* begin Data to use *

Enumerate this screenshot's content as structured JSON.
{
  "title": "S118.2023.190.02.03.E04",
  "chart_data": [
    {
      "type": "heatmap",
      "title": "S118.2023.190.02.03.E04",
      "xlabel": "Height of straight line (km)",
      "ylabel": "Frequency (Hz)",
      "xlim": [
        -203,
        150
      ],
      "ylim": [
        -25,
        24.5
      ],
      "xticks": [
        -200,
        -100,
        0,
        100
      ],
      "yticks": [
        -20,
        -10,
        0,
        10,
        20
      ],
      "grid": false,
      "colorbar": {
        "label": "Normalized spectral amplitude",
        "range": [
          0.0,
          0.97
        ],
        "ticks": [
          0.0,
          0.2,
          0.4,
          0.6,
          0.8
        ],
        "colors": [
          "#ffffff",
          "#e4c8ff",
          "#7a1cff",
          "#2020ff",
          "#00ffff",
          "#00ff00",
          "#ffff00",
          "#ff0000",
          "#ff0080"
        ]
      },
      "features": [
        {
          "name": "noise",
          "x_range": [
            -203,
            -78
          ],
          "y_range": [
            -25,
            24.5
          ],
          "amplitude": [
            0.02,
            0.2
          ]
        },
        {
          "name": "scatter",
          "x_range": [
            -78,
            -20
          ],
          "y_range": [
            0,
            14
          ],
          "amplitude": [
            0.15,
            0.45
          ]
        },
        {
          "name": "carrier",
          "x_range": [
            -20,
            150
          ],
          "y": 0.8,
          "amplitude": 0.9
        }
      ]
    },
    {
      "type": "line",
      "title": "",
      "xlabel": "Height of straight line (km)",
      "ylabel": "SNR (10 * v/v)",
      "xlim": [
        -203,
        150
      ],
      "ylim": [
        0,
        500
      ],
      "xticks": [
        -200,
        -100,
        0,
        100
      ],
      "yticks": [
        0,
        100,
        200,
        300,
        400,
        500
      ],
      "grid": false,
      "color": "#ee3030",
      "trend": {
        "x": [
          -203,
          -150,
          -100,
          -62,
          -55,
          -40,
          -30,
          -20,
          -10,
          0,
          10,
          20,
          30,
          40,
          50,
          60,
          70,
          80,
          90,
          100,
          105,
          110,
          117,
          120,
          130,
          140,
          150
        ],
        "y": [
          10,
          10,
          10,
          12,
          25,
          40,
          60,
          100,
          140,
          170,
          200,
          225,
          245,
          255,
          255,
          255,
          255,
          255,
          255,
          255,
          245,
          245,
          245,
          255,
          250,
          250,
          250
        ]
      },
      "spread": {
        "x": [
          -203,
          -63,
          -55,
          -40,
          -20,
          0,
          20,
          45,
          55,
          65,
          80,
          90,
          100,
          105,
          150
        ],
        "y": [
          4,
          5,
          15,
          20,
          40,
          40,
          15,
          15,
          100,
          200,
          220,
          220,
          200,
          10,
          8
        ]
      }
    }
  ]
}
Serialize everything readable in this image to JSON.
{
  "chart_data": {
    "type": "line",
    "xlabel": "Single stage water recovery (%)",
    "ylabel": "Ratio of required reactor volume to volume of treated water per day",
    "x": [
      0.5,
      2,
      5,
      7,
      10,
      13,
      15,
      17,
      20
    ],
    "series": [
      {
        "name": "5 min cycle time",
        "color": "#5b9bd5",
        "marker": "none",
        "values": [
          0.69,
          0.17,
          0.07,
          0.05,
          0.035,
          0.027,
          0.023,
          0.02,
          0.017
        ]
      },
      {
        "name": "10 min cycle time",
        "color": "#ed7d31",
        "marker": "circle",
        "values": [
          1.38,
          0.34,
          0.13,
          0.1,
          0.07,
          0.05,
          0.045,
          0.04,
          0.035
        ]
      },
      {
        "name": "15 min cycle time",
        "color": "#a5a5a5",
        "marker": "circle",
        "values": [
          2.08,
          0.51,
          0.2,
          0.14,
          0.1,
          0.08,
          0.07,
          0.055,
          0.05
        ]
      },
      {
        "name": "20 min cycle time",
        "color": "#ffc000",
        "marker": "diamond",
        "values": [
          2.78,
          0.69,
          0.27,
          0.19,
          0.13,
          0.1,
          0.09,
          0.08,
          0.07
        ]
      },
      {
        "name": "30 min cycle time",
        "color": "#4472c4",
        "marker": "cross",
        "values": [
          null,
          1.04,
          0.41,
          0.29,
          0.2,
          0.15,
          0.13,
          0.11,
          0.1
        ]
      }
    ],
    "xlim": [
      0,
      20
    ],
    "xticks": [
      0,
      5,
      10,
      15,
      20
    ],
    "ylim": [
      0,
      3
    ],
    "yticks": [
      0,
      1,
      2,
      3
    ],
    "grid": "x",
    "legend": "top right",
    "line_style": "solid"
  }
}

* end Data to use *
* begin Data to use *

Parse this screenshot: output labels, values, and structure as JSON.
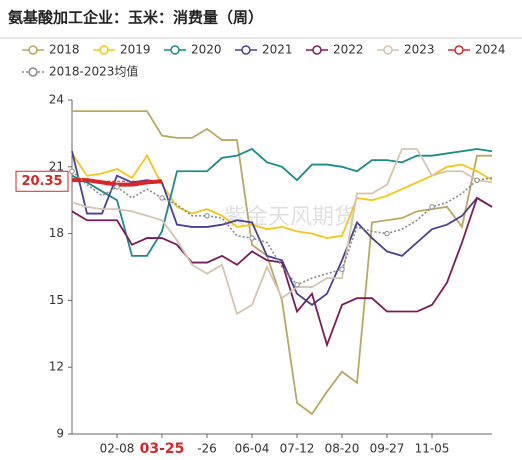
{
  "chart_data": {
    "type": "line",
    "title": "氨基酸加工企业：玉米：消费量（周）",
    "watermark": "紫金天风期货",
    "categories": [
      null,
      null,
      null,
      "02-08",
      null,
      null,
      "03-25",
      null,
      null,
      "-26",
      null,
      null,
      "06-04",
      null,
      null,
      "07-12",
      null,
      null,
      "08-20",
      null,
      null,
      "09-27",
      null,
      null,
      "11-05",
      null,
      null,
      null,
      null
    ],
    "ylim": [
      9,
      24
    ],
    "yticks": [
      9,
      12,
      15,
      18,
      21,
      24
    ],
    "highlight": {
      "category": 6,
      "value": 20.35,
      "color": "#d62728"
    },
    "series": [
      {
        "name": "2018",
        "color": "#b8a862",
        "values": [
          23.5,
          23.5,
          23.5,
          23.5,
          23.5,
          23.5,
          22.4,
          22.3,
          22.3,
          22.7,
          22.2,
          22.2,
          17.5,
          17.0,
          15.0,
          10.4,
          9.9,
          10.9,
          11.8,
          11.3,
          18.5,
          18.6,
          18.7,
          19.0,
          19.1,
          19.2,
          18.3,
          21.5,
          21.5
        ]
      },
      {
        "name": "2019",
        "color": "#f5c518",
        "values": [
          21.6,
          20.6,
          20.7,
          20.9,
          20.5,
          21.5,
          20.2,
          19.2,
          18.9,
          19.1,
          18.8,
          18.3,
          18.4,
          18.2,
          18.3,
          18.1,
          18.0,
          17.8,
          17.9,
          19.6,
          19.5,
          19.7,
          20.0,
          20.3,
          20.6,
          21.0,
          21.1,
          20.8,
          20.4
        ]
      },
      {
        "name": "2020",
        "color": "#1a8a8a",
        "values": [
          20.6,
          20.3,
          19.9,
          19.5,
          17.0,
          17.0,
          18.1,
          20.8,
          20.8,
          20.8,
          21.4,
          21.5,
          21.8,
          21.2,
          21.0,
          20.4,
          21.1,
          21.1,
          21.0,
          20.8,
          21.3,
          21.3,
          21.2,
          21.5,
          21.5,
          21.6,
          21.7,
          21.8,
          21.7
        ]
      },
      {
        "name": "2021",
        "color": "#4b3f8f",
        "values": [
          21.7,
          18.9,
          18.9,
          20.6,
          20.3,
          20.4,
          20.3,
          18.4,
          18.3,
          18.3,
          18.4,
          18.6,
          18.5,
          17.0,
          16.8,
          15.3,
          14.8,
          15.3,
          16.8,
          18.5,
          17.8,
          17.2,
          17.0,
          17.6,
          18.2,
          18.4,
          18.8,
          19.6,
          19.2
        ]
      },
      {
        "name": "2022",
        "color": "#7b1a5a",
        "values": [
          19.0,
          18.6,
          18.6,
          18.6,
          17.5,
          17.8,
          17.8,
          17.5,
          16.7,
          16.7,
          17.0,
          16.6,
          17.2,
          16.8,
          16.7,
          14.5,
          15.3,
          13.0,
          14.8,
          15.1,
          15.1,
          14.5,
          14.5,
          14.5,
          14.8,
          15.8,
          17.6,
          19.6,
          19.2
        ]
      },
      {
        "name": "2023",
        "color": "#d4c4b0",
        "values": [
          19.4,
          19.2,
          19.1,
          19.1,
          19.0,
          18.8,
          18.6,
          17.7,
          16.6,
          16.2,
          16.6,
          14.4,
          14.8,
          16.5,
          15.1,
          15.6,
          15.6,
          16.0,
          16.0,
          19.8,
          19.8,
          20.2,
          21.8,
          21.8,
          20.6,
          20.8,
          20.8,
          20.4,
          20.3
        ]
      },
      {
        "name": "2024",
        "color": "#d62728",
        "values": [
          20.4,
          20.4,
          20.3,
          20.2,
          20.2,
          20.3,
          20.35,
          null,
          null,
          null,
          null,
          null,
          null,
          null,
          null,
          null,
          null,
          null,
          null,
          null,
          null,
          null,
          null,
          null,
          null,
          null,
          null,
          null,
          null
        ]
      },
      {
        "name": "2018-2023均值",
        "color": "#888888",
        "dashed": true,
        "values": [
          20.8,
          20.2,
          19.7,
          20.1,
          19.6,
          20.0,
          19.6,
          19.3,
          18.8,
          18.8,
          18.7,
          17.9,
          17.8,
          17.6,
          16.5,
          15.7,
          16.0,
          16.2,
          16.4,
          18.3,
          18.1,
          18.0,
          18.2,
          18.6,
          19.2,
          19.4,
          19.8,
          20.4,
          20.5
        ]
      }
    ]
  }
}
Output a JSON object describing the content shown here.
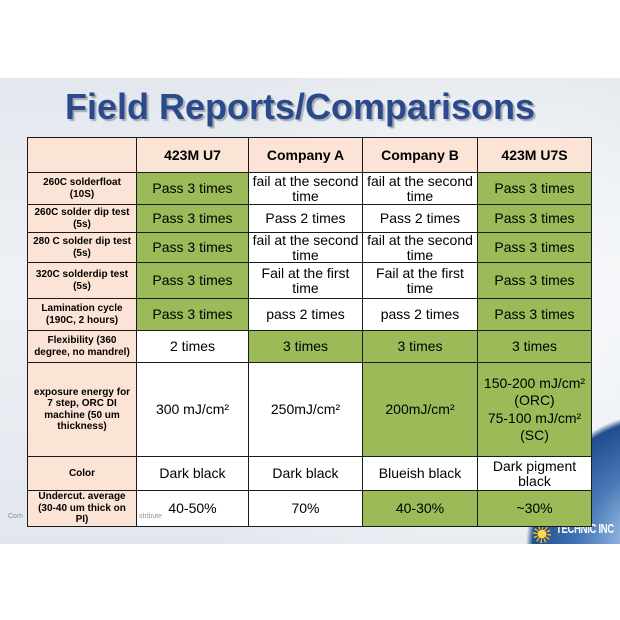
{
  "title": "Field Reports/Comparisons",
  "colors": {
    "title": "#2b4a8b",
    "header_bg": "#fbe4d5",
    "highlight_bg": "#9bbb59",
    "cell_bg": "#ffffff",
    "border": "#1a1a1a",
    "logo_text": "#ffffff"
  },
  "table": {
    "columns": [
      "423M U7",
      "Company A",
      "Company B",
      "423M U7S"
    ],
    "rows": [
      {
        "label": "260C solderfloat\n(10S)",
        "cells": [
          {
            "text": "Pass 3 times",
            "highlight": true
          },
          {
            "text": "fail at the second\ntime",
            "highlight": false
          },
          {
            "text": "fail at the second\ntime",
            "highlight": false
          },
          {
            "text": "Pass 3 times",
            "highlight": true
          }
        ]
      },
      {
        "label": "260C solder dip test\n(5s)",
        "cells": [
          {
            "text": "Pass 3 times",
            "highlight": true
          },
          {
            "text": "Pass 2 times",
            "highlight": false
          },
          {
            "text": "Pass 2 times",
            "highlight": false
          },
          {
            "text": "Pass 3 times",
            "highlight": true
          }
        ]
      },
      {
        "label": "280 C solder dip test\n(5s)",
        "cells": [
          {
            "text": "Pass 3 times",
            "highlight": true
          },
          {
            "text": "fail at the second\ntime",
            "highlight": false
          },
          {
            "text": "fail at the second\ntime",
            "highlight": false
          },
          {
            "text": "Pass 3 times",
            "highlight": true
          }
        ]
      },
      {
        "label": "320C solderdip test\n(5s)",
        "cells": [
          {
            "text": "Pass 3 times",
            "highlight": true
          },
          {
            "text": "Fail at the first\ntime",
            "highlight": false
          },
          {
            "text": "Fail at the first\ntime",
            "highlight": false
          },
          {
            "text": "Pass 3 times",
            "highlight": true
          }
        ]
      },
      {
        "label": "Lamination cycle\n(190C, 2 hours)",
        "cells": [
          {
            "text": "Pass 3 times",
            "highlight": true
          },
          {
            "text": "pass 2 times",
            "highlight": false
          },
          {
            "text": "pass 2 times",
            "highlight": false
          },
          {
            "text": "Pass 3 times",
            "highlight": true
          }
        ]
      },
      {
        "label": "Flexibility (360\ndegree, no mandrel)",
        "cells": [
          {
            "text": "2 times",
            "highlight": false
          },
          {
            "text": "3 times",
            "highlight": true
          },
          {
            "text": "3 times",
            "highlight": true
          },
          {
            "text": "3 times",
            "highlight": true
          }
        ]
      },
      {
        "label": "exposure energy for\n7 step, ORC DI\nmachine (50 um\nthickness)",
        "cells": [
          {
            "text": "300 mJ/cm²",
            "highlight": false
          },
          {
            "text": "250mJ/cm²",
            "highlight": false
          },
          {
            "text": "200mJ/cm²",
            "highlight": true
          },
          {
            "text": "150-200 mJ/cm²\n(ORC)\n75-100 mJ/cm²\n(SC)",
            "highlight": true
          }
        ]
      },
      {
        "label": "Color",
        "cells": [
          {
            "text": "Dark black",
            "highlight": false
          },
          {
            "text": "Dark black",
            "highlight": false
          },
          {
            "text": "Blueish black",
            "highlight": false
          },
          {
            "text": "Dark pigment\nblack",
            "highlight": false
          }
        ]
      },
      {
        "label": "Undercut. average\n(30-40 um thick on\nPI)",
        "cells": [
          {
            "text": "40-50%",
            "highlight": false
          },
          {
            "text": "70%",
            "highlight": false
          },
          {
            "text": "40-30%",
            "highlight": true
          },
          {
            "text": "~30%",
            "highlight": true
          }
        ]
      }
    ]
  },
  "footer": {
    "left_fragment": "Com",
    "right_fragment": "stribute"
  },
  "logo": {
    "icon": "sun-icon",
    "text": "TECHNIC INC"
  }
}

* end Data to use *

**Written request**
Locate and copy each line in the data above that includes the word "test".

**Answer in full**
        "label": "260C solder dip test\n(5s)",
        "label": "280 C solder dip test\n(5s)",
        "label": "320C solderdip test\n(5s)",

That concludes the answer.